Records for the task |
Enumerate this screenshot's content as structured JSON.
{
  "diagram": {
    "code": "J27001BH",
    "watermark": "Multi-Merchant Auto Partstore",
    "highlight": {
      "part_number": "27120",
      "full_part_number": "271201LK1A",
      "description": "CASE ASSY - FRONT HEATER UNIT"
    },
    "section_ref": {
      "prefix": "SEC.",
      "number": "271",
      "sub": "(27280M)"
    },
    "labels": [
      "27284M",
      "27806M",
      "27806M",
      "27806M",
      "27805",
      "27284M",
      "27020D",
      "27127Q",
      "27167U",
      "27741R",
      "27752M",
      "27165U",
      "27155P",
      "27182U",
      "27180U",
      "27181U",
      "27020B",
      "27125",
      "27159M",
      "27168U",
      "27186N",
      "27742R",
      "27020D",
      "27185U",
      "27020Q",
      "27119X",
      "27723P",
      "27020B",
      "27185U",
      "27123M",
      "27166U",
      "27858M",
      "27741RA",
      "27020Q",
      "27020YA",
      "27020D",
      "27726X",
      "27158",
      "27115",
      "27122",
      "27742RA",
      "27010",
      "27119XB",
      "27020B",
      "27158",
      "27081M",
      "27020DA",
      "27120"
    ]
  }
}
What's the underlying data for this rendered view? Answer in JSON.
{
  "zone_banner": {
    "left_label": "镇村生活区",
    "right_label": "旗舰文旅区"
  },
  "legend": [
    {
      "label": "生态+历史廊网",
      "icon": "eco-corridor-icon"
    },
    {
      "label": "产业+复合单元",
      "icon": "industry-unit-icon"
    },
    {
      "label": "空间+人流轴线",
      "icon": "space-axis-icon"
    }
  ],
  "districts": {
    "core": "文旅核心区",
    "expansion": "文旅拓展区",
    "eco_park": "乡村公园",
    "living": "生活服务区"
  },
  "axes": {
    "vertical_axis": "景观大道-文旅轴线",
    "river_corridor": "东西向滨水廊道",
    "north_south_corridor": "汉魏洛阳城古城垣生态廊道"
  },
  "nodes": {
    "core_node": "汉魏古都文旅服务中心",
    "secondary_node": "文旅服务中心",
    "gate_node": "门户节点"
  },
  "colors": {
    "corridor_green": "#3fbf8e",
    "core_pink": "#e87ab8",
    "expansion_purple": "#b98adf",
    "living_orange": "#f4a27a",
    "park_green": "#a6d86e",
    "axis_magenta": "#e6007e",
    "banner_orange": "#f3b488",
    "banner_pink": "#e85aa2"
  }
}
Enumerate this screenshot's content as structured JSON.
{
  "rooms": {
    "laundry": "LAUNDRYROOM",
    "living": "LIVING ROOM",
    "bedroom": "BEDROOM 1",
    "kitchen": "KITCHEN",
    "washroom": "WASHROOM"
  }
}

What the task requires | Copy out each line exactly as written.

Response |
Enumerate this screenshot's content as structured JSON.
{
  "diagram": {
    "code": "J27001BH",
    "watermark": "Multi-Merchant Auto Partstore",
    "highlight": {
      "part_number": "27120",
      "full_part_number": "271201LK1A",
      "description": "CASE ASSY - FRONT HEATER UNIT"
    },
    "section_ref": {
      "prefix": "SEC.",
      "number": "271",
      "sub": "(27280M)"
    },
    "labels": [
      "27284M",
      "27806M",
      "27806M",
      "27806M",
      "27805",
      "27284M",
      "27020D",
      "27127Q",
      "27167U",
      "27741R",
      "27752M",
      "27165U",
      "27155P",
      "27182U",
      "27180U",
      "27181U",
      "27020B",
      "27125",
      "27159M",
      "27168U",
      "27186N",
      "27742R",
      "27020D",
      "27185U",
      "27020Q",
      "27119X",
      "27723P",
      "27020B",
      "27185U",
      "27123M",
      "27166U",
      "27858M",
      "27741RA",
      "27020Q",
      "27020YA",
      "27020D",
      "27726X",
      "27158",
      "27115",
      "27122",
      "27742RA",
      "27010",
      "27119XB",
      "27020B",
      "27158",
      "27081M",
      "27020DA",
      "27120"
    ]
  }
}
What's the underlying data for this rendered view? Answer in JSON.
{
  "zone_banner": {
    "left_label": "镇村生活区",
    "right_label": "旗舰文旅区"
  },
  "legend": [
    {
      "label": "生态+历史廊网",
      "icon": "eco-corridor-icon"
    },
    {
      "label": "产业+复合单元",
      "icon": "industry-unit-icon"
    },
    {
      "label": "空间+人流轴线",
      "icon": "space-axis-icon"
    }
  ],
  "districts": {
    "core": "文旅核心区",
    "expansion": "文旅拓展区",
    "eco_park": "乡村公园",
    "living": "生活服务区"
  },
  "axes": {
    "vertical_axis": "景观大道-文旅轴线",
    "river_corridor": "东西向滨水廊道",
    "north_south_corridor": "汉魏洛阳城古城垣生态廊道"
  },
  "nodes": {
    "core_node": "汉魏古都文旅服务中心",
    "secondary_node": "文旅服务中心",
    "gate_node": "门户节点"
  },
  "colors": {
    "corridor_green": "#3fbf8e",
    "core_pink": "#e87ab8",
    "expansion_purple": "#b98adf",
    "living_orange": "#f4a27a",
    "park_green": "#a6d86e",
    "axis_magenta": "#e6007e",
    "banner_orange": "#f3b488",
    "banner_pink": "#e85aa2"
  }
}
Enumerate this screenshot's content as structured JSON.
{
  "rooms": {
    "laundry": "LAUNDRYROOM",
    "living": "LIVING ROOM",
    "bedroom": "BEDROOM 1",
    "kitchen": "KITCHEN",
    "washroom": "WASHROOM"
  }
}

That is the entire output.